Dataset items:
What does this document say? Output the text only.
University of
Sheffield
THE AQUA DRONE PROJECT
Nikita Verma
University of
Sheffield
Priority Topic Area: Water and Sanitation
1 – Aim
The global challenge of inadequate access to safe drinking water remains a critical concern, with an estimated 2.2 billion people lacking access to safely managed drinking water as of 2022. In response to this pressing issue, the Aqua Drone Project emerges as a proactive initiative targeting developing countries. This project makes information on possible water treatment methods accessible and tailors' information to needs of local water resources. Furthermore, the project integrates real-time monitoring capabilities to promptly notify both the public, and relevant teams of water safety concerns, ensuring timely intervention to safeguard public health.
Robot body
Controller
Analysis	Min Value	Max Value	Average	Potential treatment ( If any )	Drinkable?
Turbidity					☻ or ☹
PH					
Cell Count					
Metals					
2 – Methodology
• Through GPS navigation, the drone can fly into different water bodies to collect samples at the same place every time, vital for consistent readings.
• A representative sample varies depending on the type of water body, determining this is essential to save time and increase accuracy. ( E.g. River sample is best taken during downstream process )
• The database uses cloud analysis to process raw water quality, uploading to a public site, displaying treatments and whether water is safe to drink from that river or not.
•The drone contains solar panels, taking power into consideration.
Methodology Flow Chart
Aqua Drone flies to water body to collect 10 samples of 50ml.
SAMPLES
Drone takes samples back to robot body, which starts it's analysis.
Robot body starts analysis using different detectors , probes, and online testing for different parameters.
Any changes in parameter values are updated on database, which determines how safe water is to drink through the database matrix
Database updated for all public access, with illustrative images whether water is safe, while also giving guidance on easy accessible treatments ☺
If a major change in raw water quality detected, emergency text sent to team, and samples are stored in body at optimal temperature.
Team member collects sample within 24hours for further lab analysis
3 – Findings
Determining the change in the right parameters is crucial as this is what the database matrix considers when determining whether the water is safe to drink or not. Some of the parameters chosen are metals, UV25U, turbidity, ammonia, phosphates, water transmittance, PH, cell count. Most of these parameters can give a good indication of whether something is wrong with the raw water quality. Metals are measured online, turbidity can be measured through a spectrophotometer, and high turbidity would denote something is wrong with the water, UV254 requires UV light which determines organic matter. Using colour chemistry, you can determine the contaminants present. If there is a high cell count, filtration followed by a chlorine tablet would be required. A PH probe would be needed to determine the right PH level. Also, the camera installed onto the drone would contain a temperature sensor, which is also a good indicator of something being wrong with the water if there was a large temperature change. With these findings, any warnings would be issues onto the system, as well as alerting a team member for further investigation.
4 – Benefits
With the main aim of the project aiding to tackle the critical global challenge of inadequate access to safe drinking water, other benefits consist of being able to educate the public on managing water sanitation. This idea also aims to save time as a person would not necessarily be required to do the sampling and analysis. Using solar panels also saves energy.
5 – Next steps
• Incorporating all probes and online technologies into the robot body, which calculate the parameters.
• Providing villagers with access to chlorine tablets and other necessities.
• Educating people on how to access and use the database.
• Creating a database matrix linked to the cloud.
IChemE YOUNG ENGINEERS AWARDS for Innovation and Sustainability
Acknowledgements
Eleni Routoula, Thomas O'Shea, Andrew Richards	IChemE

> EXERCISE BRIEF: Gather each line from the entries above that includes the word "cloud".

> OUTPUT BELOW:
• The database uses cloud analysis to process raw water quality, uploading to a public site, displaying treatments and whether water is safe to drink from that river or not.
• Creating a database matrix linked to the cloud.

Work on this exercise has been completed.